# [Directions for this task]
Take every line from the material that has the word "Grading" in it.

[start]

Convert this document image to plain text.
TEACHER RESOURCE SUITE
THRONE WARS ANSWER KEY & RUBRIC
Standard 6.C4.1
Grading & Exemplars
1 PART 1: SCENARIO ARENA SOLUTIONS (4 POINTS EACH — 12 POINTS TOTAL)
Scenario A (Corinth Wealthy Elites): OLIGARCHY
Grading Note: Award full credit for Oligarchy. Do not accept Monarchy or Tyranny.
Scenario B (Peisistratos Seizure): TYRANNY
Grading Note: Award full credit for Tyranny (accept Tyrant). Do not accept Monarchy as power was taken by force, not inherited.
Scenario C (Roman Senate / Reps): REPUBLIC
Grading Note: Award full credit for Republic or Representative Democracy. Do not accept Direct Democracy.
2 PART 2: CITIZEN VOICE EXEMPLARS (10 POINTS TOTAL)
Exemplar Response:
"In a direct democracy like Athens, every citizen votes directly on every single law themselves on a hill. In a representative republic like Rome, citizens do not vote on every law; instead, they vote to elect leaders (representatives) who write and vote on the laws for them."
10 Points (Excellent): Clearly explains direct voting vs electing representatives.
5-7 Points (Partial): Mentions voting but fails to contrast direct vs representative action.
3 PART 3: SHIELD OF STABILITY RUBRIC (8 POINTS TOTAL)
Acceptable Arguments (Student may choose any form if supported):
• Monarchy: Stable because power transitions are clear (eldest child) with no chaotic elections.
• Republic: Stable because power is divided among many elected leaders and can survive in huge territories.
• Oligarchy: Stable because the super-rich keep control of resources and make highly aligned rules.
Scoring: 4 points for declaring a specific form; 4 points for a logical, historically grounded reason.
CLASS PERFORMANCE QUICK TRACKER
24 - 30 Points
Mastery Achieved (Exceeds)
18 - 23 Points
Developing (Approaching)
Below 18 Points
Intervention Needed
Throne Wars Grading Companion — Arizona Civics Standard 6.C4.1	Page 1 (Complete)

[end]
[start]

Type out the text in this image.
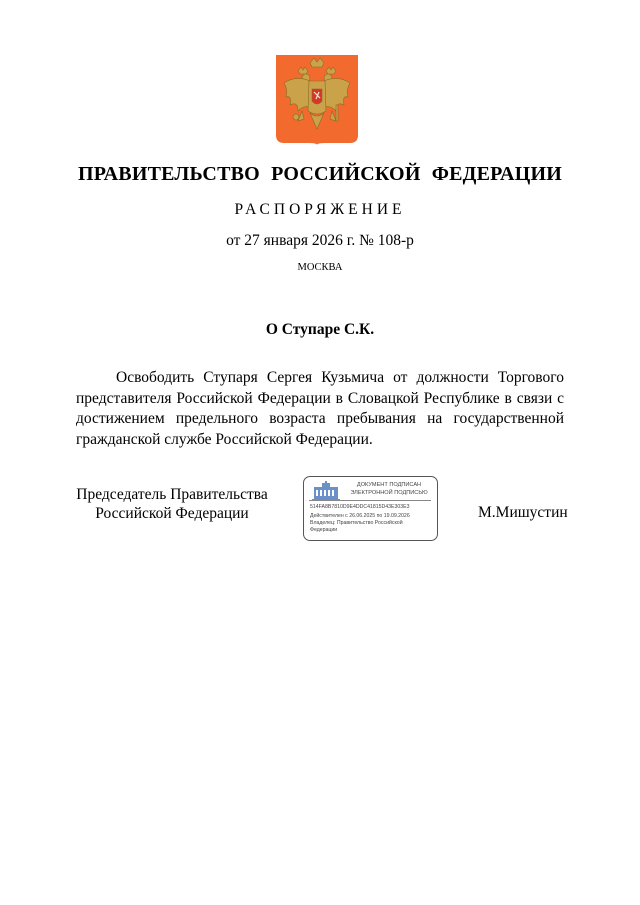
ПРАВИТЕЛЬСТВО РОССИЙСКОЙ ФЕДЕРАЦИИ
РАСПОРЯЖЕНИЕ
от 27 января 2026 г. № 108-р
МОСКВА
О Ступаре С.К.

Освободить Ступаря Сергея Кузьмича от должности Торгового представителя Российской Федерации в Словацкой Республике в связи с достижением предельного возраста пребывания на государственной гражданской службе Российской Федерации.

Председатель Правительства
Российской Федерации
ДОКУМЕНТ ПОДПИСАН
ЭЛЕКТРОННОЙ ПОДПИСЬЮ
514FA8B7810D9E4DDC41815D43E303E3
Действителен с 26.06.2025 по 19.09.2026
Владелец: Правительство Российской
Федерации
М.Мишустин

[end]

# [Reply to the task]
Grading & Exemplars
Grading Note: Award full credit for Oligarchy. Do not accept Monarchy or Tyranny.
Grading Note: Award full credit for Tyranny (accept Tyrant). Do not accept Monarchy as power was taken by force, not inherited.
Grading Note: Award full credit for Republic or Representative Democracy. Do not accept Direct Democracy.
Throne Wars Grading Companion — Arizona Civics Standard 6.C4.1	Page 1 (Complete)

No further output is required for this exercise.